Exercise directions
Scan the entries for the string "time" and give the number of lines that have it, nothing further.

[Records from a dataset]

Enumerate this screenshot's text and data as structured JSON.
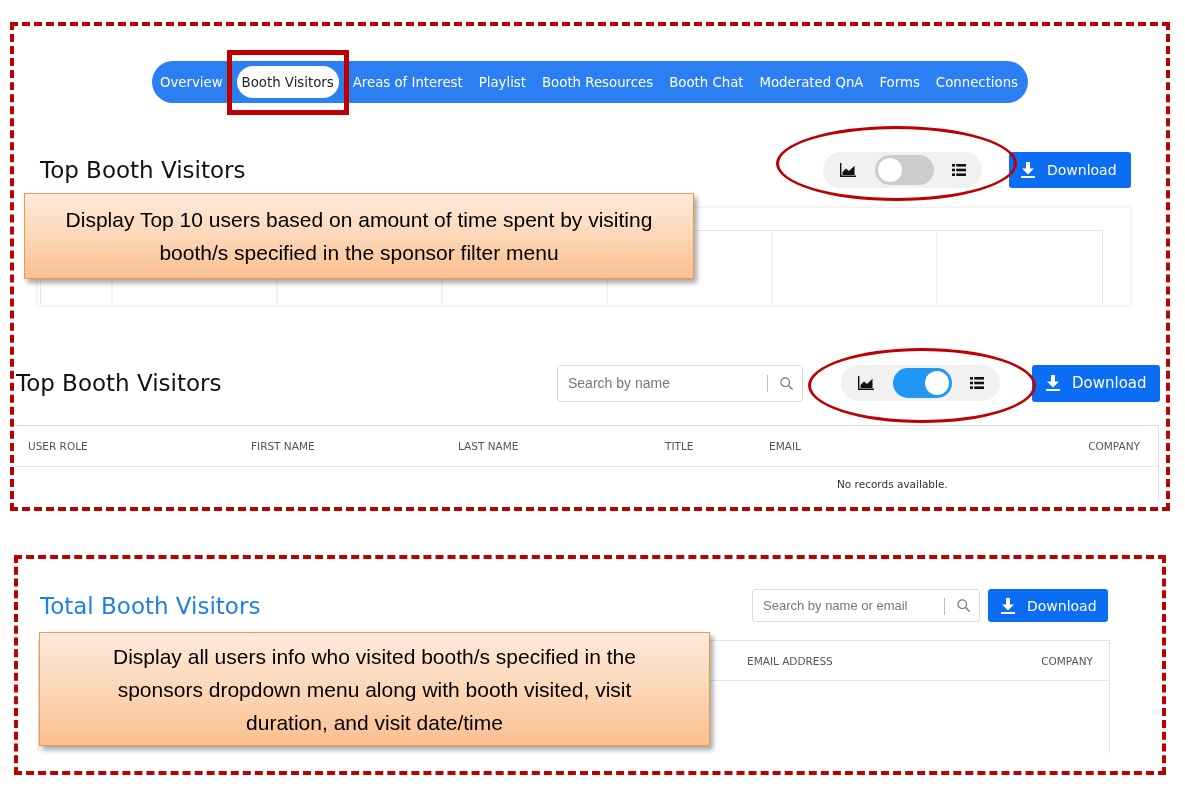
{
  "nav": {
    "tabs": [
      {
        "label": "Overview",
        "selected": false
      },
      {
        "label": "Booth Visitors",
        "selected": true
      },
      {
        "label": "Areas of Interest",
        "selected": false
      },
      {
        "label": "Playlist",
        "selected": false
      },
      {
        "label": "Booth Resources",
        "selected": false
      },
      {
        "label": "Booth Chat",
        "selected": false
      },
      {
        "label": "Moderated QnA",
        "selected": false
      },
      {
        "label": "Forms",
        "selected": false
      },
      {
        "label": "Connections",
        "selected": false
      }
    ]
  },
  "top_visitors_chart_view": {
    "title": "Top Booth Visitors",
    "view_toggle": {
      "on": false
    },
    "download_button": "Download",
    "callout": "Display Top 10 users based on amount of time spent by visiting booth/s specified in the sponsor filter menu"
  },
  "top_visitors_table_view": {
    "title": "Top Booth Visitors",
    "search": {
      "placeholder": "Search by name"
    },
    "view_toggle": {
      "on": true
    },
    "download_button": "Download",
    "columns": [
      "USER ROLE",
      "FIRST NAME",
      "LAST NAME",
      "TITLE",
      "EMAIL",
      "COMPANY"
    ],
    "empty_message": "No records available."
  },
  "total_booth_visitors": {
    "title": "Total Booth Visitors",
    "search": {
      "placeholder": "Search by name or email"
    },
    "download_button": "Download",
    "columns": [
      "EMAIL ADDRESS",
      "COMPANY"
    ],
    "callout": "Display all users info who visited booth/s specified in the sponsors dropdown menu along with booth visited, visit duration, and visit date/time"
  }
}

Output
2